Exercise brief:
Filter these entries, keeping only lines that hold the word "screenshot".

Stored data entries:
* * * * * * * * *
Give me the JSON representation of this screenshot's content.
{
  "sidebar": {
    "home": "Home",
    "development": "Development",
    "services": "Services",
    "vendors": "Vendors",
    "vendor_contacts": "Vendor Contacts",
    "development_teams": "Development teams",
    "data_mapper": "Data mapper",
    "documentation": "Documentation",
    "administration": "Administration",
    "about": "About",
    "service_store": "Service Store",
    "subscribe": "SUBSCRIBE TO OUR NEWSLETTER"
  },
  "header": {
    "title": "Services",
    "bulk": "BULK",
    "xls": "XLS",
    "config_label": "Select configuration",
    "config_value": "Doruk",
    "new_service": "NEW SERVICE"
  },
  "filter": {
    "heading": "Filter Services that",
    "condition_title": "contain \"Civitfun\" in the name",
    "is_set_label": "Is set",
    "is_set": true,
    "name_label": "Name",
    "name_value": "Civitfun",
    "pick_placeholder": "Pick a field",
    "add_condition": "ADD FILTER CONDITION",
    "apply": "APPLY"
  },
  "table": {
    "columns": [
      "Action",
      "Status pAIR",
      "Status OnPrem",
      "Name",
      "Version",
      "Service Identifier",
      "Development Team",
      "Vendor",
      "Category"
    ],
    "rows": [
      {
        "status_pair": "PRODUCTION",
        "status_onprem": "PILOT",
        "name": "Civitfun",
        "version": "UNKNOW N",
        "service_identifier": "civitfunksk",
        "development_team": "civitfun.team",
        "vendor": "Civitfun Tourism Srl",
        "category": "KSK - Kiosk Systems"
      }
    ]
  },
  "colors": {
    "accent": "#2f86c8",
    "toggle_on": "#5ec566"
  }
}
* * * * * * * * *
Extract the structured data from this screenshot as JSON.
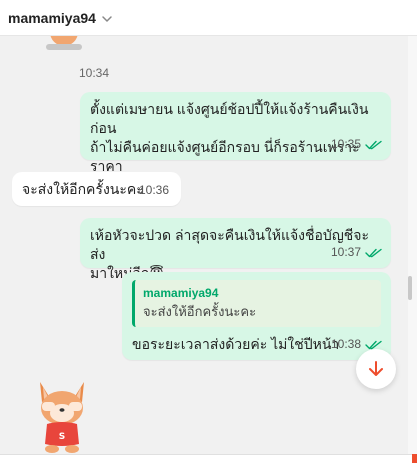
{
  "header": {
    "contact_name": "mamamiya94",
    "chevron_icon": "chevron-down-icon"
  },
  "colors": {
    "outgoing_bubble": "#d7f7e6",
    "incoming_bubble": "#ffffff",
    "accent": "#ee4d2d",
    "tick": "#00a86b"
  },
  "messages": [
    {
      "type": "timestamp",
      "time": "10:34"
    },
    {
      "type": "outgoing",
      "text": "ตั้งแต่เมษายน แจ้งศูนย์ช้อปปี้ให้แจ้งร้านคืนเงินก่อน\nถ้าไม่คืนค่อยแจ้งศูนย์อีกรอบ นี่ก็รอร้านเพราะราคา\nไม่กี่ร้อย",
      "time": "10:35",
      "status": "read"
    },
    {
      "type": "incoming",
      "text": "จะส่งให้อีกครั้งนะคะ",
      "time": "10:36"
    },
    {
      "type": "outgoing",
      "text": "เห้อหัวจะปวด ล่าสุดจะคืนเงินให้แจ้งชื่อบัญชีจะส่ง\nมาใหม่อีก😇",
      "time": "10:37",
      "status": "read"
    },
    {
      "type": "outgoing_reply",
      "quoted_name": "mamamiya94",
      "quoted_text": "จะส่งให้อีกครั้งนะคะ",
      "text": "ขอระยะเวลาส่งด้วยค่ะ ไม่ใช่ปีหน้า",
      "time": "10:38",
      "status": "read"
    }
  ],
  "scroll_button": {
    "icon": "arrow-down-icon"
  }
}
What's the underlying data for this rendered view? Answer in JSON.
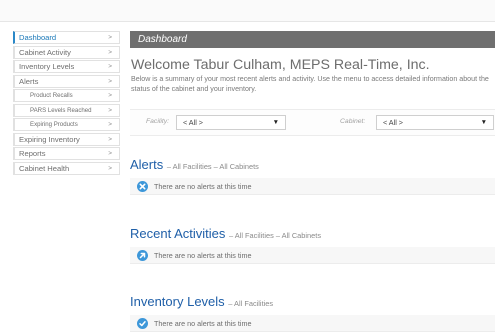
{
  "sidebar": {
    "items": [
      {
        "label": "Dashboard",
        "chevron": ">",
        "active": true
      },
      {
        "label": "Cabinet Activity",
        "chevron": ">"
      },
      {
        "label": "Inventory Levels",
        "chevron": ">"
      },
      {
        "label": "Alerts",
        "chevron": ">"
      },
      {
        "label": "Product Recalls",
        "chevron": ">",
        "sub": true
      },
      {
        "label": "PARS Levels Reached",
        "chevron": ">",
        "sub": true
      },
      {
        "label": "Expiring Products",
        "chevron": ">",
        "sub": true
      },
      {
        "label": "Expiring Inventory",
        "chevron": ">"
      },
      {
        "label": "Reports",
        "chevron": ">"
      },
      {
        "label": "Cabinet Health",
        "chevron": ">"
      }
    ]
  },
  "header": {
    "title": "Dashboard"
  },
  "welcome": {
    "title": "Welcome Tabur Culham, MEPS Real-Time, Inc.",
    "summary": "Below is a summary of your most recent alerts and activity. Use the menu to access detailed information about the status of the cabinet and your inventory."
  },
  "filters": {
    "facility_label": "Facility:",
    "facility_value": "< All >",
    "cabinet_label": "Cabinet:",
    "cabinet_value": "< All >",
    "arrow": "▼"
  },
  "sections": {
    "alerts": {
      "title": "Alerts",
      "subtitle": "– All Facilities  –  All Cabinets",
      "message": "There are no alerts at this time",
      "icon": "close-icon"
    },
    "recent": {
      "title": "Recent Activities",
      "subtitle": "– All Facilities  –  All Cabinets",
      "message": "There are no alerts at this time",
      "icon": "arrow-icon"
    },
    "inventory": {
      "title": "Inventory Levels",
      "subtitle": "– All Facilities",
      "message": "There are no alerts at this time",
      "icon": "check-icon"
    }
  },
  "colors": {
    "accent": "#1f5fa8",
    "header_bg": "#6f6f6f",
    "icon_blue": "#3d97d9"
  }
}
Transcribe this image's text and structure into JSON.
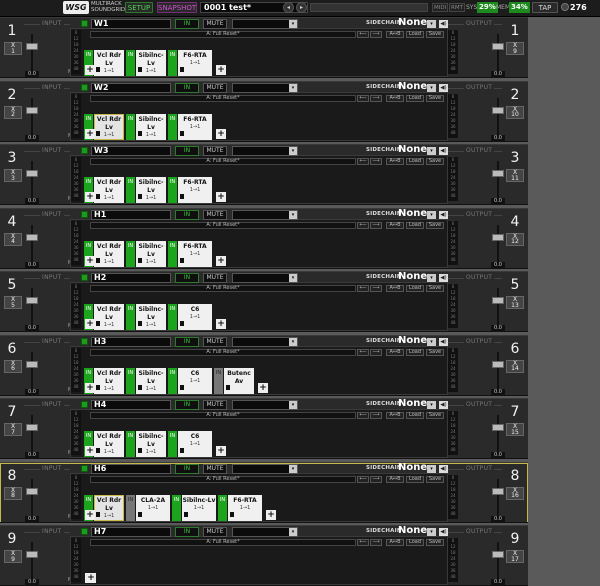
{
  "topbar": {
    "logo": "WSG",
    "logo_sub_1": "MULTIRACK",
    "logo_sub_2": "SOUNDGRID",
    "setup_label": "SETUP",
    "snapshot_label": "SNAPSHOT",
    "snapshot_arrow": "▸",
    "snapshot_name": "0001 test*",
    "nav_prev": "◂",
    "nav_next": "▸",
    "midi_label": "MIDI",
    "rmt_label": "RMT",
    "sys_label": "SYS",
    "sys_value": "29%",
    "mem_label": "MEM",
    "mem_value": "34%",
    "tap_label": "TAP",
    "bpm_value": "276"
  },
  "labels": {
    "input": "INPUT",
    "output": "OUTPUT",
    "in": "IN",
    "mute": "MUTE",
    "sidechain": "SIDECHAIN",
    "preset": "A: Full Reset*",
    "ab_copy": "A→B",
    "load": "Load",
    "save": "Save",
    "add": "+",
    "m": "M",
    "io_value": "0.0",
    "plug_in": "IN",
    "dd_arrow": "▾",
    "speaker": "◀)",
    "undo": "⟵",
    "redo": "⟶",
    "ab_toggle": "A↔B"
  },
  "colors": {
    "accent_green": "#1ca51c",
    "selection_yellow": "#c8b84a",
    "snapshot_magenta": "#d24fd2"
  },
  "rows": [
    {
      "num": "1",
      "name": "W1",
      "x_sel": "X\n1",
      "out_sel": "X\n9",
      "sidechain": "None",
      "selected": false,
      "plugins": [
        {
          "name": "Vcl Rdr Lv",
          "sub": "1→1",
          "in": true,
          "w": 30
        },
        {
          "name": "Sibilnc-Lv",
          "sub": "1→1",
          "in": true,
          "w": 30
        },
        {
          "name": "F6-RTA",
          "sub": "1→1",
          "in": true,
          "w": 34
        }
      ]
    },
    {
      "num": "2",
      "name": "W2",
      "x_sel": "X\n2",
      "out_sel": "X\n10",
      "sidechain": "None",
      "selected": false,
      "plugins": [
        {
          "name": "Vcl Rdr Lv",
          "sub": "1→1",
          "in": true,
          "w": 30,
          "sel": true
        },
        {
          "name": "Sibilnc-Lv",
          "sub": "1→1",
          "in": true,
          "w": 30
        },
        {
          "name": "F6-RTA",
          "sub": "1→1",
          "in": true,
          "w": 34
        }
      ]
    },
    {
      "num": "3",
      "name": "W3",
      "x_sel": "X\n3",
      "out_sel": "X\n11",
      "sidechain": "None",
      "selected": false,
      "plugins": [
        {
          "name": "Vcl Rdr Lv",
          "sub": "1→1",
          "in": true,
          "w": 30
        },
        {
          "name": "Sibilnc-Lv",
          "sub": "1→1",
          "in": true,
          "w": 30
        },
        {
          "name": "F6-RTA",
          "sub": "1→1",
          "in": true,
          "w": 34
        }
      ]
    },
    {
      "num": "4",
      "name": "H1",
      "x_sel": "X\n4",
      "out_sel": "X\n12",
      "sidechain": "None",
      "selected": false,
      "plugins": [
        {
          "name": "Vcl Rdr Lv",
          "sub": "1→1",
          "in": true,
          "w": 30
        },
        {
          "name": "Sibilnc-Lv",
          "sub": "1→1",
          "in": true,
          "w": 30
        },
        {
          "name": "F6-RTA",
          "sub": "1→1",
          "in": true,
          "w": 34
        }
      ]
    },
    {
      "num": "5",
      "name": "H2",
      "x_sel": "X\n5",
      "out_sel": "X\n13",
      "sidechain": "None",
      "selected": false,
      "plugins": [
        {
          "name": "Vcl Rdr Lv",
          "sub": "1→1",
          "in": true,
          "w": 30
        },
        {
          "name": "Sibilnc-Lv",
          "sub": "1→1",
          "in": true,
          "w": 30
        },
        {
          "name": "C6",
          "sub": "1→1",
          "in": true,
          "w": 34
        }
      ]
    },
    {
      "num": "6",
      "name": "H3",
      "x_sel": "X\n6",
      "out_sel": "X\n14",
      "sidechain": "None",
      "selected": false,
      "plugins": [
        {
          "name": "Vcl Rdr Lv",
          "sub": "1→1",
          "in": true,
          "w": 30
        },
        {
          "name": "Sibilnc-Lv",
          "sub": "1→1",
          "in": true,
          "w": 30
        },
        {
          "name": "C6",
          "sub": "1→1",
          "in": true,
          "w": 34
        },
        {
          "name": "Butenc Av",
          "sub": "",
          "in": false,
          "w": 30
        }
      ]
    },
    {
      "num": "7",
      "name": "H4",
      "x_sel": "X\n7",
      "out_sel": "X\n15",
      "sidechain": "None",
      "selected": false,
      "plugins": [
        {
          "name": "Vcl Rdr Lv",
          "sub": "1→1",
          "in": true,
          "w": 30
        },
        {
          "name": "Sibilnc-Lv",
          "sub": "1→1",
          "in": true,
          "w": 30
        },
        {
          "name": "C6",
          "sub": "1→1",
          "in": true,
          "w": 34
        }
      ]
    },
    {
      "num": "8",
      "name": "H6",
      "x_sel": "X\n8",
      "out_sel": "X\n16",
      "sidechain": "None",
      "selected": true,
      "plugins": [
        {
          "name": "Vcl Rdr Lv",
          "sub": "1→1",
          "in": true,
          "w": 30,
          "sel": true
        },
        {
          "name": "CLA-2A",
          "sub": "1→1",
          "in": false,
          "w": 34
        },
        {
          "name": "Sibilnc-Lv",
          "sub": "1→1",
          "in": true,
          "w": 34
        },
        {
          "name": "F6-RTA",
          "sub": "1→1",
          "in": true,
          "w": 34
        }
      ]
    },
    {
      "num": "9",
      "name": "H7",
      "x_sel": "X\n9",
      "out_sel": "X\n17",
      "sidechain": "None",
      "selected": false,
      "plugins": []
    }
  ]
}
* * * * * * * * *
Completed task:
Give me the JSON representation of this screenshot's content.
Extract the structured data from this screenshot as JSON.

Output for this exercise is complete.